-- Start --

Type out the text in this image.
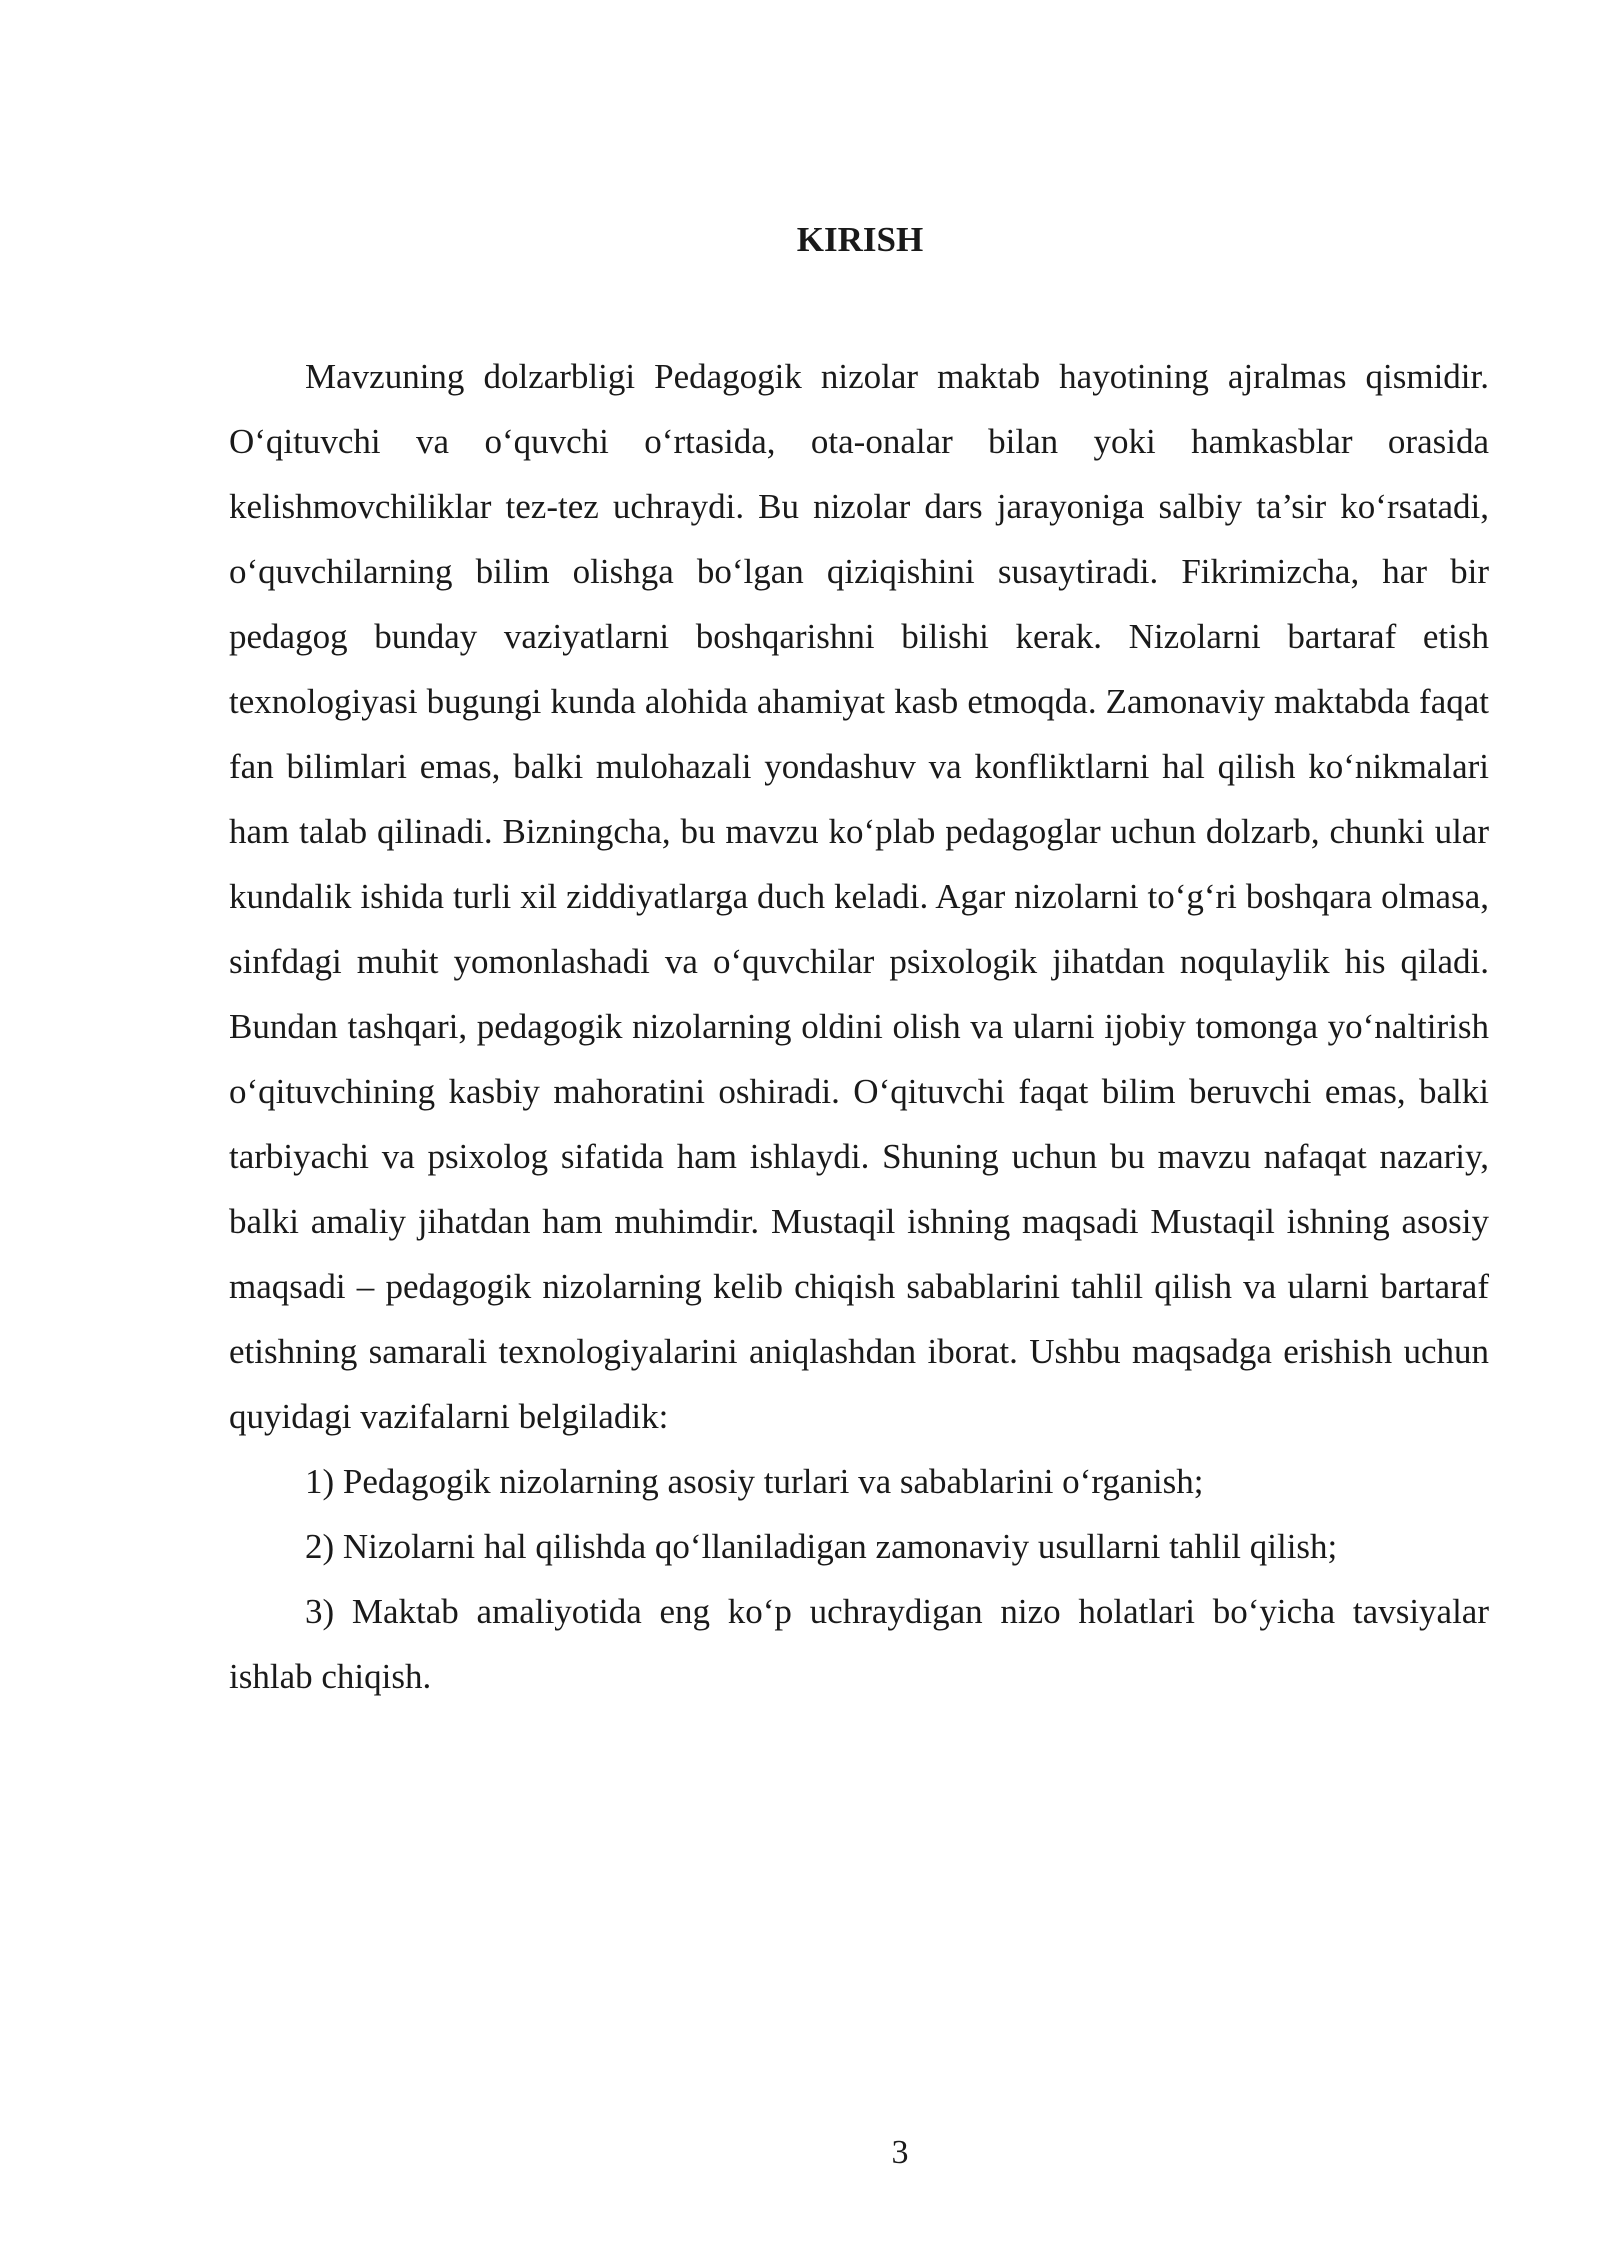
KIRISH

Mavzuning dolzarbligi Pedagogik nizolar maktab hayotining ajralmas qismidir. O‘qituvchi va o‘quvchi o‘rtasida, ota-onalar bilan yoki hamkasblar orasida kelishmovchiliklar tez-tez uchraydi. Bu nizolar dars jarayoniga salbiy ta’sir ko‘rsatadi, o‘quvchilarning bilim olishga bo‘lgan qiziqishini susaytiradi. Fikrimizcha, har bir pedagog bunday vaziyatlarni boshqarishni bilishi kerak. Nizolarni bartaraf etish texnologiyasi bugungi kunda alohida ahamiyat kasb etmoqda. Zamonaviy maktabda faqat fan bilimlari emas, balki mulohazali yondashuv va konfliktlarni hal qilish ko‘nikmalari ham talab qilinadi. Bizningcha, bu mavzu ko‘plab pedagoglar uchun dolzarb, chunki ular kundalik ishida turli xil ziddiyatlarga duch keladi. Agar nizolarni to‘g‘ri boshqara olmasa, sinfdagi muhit yomonlashadi va o‘quvchilar psixologik jihatdan noqulaylik his qiladi. Bundan tashqari, pedagogik nizolarning oldini olish va ularni ijobiy tomonga yo‘naltirish o‘qituvchining kasbiy mahoratini oshiradi. O‘qituvchi faqat bilim beruvchi emas, balki tarbiyachi va psixolog sifatida ham ishlaydi. Shuning uchun bu mavzu nafaqat nazariy, balki amaliy jihatdan ham muhimdir. Mustaqil ishning maqsadi Mustaqil ishning asosiy maqsadi – pedagogik nizolarning kelib chiqish sabablarini tahlil qilish va ularni bartaraf etishning samarali texnologiyalarini aniqlashdan iborat. Ushbu maqsadga erishish uchun quyidagi vazifalarni belgiladik:

1) Pedagogik nizolarning asosiy turlari va sabablarini o‘rganish;

2) Nizolarni hal qilishda qo‘llaniladigan zamonaviy usullarni tahlil qilish;

3) Maktab amaliyotida eng ko‘p uchraydigan nizo holatlari bo‘yicha tavsiyalar ishlab chiqish.

3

-- End --

In the entries above, locate every line with the word "qilish" and copy it.

● Final result
Mavzuning dolzarbligi Pedagogik nizolar maktab hayotining ajralmas qismidir. O‘qituvchi va o‘quvchi o‘rtasida, ota-onalar bilan yoki hamkasblar orasida kelishmovchiliklar tez-tez uchraydi. Bu nizolar dars jarayoniga salbiy ta’sir ko‘rsatadi, o‘quvchilarning bilim olishga bo‘lgan qiziqishini susaytiradi. Fikrimizcha, har bir pedagog bunday vaziyatlarni boshqarishni bilishi kerak. Nizolarni bartaraf etish texnologiyasi bugungi kunda alohida ahamiyat kasb etmoqda. Zamonaviy maktabda faqat fan bilimlari emas, balki mulohazali yondashuv va konfliktlarni hal qilish ko‘nikmalari ham talab qilinadi. Bizningcha, bu mavzu ko‘plab pedagoglar uchun dolzarb, chunki ular kundalik ishida turli xil ziddiyatlarga duch keladi. Agar nizolarni to‘g‘ri boshqara olmasa, sinfdagi muhit yomonlashadi va o‘quvchilar psixologik jihatdan noqulaylik his qiladi. Bundan tashqari, pedagogik nizolarning oldini olish va ularni ijobiy tomonga yo‘naltirish o‘qituvchining kasbiy mahoratini oshiradi. O‘qituvchi faqat bilim beruvchi emas, balki tarbiyachi va psixolog sifatida ham ishlaydi. Shuning uchun bu mavzu nafaqat nazariy, balki amaliy jihatdan ham muhimdir. Mustaqil ishning maqsadi Mustaqil ishning asosiy maqsadi – pedagogik nizolarning kelib chiqish sabablarini tahlil qilish va ularni bartaraf etishning samarali texnologiyalarini aniqlashdan iborat. Ushbu maqsadga erishish uchun quyidagi vazifalarni belgiladik:
2) Nizolarni hal qilishda qo‘llaniladigan zamonaviy usullarni tahlil qilish;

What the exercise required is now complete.